EXERCISE DIRECTIONS: In the listing that follows, how many lines include the word "nous"? Only the number is wanted.

EXERCISE MATERIALS:
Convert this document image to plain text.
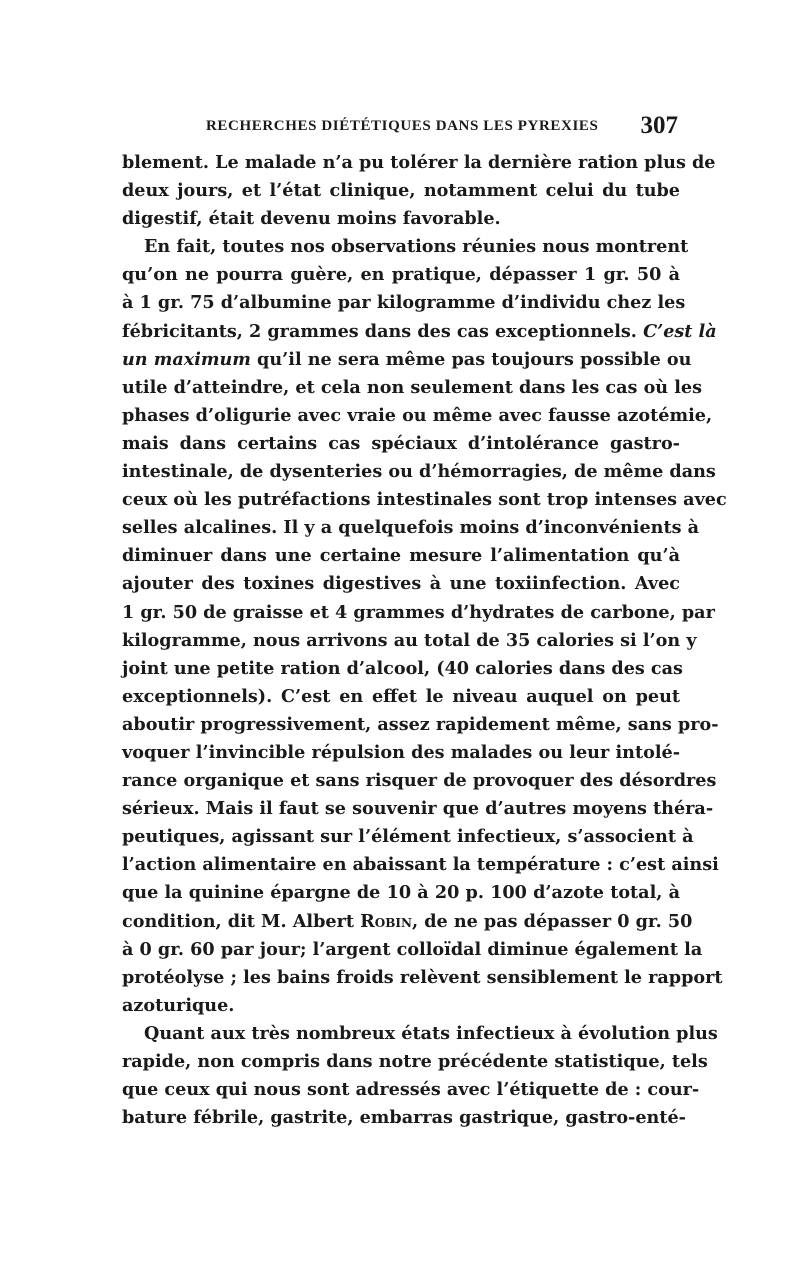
RECHERCHES DIÉTÉTIQUES DANS LES PYREXIES 307
blement. Le malade n’a pu tolérer la dernière ration plus de
deux jours, et l’état clinique, notamment celui du tube
digestif, était devenu moins favorable.
En fait, toutes nos observations réunies nous montrent
qu’on ne pourra guère, en pratique, dépasser 1 gr. 50 à
à 1 gr. 75 d’albumine par kilogramme d’individu chez les
fébricitants, 2 grammes dans des cas exceptionnels. C’est là
un maximum qu’il ne sera même pas toujours possible ou
utile d’atteindre, et cela non seulement dans les cas où les
phases d’oligurie avec vraie ou même avec fausse azotémie,
mais dans certains cas spéciaux d’intolérance gastro-
intestinale, de dysenteries ou d’hémorragies, de même dans
ceux où les putréfactions intestinales sont trop intenses avec
selles alcalines. Il y a quelquefois moins d’inconvénients à
diminuer dans une certaine mesure l’alimentation qu’à
ajouter des toxines digestives à une toxiinfection. Avec
1 gr. 50 de graisse et 4 grammes d’hydrates de carbone, par
kilogramme, nous arrivons au total de 35 calories si l’on y
joint une petite ration d’alcool, (40 calories dans des cas
exceptionnels). C’est en effet le niveau auquel on peut
aboutir progressivement, assez rapidement même, sans pro-
voquer l’invincible répulsion des malades ou leur intolé-
rance organique et sans risquer de provoquer des désordres
sérieux. Mais il faut se souvenir que d’autres moyens théra-
peutiques, agissant sur l’élément infectieux, s’associent à
l’action alimentaire en abaissant la température : c’est ainsi
que la quinine épargne de 10 à 20 p. 100 d’azote total, à
condition, dit M. Albert Robin, de ne pas dépasser 0 gr. 50
à 0 gr. 60 par jour; l’argent colloïdal diminue également la
protéolyse ; les bains froids relèvent sensiblement le rapport
azoturique.
Quant aux très nombreux états infectieux à évolution plus
rapide, non compris dans notre précédente statistique, tels
que ceux qui nous sont adressés avec l’étiquette de : cour-
bature fébrile, gastrite, embarras gastrique, gastro-enté-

YOUR RESPONSE: 3